— Dataset —
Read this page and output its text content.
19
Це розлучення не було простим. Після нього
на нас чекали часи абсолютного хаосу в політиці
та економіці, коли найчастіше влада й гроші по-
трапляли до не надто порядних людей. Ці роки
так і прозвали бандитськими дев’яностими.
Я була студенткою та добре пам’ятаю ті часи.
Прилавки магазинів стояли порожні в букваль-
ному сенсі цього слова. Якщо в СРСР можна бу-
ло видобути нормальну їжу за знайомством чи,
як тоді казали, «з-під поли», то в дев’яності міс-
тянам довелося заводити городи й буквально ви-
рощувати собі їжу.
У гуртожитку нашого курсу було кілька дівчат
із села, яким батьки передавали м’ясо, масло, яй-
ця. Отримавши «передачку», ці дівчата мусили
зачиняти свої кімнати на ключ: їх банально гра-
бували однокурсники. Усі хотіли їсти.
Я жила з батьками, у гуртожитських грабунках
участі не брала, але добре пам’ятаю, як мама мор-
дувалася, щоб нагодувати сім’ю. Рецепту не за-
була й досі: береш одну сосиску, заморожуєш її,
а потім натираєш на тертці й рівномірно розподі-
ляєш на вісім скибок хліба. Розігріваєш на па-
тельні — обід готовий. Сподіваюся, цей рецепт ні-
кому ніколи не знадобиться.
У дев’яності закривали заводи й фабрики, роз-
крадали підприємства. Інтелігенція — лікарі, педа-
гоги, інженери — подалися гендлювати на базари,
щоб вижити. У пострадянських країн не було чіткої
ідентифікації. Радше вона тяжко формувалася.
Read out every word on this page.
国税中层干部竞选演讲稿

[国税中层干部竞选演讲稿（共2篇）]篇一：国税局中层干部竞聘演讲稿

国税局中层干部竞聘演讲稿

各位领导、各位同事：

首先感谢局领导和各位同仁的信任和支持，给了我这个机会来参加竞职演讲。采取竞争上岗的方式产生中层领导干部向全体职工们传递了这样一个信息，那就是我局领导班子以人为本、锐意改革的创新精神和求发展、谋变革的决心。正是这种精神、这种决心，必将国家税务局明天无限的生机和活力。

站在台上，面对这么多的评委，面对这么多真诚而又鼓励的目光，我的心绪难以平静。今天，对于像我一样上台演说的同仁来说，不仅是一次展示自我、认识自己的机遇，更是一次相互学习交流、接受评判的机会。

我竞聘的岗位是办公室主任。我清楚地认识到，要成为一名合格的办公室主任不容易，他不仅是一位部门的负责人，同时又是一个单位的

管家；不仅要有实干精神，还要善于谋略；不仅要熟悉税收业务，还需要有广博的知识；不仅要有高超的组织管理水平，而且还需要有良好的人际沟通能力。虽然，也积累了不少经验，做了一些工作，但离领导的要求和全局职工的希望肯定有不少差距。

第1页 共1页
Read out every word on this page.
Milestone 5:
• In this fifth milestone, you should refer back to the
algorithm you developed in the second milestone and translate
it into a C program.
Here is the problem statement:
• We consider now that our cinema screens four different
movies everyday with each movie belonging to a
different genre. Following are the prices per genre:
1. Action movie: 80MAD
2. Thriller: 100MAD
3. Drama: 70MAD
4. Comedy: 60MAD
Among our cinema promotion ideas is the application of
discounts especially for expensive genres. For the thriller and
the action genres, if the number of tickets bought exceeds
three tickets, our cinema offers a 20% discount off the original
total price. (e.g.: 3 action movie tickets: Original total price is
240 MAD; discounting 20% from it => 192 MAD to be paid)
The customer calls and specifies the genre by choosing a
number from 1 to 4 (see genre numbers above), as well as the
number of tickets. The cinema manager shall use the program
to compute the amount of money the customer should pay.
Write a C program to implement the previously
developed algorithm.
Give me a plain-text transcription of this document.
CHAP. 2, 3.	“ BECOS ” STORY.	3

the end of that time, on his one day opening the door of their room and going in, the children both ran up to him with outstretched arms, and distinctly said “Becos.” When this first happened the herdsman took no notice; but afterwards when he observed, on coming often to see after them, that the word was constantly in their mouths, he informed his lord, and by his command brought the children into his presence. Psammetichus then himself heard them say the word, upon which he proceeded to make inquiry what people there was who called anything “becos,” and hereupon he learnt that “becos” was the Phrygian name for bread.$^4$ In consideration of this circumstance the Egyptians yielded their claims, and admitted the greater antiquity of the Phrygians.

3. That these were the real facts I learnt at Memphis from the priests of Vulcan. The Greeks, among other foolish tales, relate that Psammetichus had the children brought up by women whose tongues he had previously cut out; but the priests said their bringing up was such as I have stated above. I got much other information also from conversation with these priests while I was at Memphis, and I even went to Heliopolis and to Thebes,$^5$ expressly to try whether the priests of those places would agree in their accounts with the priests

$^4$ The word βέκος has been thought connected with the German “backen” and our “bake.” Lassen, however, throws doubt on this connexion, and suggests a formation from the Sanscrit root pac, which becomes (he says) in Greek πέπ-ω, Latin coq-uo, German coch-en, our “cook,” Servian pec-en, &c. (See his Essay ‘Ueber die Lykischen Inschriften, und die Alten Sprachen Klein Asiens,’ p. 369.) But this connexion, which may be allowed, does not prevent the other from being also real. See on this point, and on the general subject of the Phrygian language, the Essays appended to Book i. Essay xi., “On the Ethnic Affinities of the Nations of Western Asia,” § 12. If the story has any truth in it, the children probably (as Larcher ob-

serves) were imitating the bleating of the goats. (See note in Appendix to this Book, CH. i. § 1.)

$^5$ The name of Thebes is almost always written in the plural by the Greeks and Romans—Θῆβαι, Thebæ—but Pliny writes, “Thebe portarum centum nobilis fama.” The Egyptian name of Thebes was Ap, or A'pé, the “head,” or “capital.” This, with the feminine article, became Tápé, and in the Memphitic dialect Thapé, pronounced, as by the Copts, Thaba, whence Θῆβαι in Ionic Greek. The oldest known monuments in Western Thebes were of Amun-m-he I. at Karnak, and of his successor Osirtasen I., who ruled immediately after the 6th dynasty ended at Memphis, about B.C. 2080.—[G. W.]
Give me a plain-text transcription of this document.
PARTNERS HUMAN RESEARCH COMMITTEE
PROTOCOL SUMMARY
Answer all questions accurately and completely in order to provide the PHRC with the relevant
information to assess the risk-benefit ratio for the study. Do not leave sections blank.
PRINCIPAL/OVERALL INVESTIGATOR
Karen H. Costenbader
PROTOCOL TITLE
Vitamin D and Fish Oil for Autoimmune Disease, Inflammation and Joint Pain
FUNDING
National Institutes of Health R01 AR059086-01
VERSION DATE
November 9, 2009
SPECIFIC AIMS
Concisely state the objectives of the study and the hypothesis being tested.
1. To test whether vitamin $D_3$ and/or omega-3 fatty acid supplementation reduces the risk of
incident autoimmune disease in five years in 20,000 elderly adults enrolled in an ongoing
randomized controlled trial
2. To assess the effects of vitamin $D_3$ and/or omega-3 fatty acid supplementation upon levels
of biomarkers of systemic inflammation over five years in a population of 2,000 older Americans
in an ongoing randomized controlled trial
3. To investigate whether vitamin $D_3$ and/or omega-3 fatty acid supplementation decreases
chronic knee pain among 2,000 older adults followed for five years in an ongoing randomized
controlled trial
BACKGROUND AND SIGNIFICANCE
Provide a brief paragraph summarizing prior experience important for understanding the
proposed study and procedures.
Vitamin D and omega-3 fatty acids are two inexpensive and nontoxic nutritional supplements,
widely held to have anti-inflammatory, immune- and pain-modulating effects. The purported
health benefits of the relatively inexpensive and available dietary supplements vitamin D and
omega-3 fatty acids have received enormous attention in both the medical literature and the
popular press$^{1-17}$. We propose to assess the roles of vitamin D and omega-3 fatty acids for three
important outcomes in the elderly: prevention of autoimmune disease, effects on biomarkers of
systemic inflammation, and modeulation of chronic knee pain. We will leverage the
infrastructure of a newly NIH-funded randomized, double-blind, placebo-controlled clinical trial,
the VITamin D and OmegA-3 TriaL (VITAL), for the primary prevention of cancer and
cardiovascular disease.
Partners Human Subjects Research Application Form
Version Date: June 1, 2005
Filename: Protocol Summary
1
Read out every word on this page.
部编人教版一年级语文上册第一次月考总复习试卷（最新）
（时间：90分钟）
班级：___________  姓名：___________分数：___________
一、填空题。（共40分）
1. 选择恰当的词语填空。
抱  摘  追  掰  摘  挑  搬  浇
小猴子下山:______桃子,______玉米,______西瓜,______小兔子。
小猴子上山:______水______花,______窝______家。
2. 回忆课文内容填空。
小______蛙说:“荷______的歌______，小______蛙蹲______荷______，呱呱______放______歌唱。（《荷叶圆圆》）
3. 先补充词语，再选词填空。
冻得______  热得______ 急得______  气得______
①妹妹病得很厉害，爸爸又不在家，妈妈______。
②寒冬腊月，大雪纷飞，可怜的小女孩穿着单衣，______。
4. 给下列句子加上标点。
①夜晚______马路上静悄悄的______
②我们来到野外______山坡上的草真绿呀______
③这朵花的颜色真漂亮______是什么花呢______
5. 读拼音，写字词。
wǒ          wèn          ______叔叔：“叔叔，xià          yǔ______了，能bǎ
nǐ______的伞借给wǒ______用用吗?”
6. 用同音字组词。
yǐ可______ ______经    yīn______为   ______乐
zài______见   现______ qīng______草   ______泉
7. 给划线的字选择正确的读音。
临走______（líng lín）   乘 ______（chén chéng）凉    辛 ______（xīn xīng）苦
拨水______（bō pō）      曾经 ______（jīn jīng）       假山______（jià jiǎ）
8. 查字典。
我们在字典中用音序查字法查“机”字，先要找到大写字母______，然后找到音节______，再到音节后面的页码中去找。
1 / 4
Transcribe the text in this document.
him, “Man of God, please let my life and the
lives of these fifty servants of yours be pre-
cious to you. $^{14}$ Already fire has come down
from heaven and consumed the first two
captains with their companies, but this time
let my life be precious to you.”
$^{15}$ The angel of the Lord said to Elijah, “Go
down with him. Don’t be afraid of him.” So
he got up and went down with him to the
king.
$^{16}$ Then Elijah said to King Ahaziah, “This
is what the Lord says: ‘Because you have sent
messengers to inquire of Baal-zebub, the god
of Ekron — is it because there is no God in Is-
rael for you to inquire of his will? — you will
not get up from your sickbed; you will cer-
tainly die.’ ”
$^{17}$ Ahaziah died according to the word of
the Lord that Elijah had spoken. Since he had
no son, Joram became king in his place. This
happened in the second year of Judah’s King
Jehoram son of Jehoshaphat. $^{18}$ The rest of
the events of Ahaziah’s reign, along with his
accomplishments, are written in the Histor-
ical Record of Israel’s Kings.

— Set problem —
Copy every line from the records above that contains the word "down".

— Finished answer —
cious to you. $^{14}$ Already fire has come down
down with him. Don’t be afraid of him.” So
he got up and went down with him to the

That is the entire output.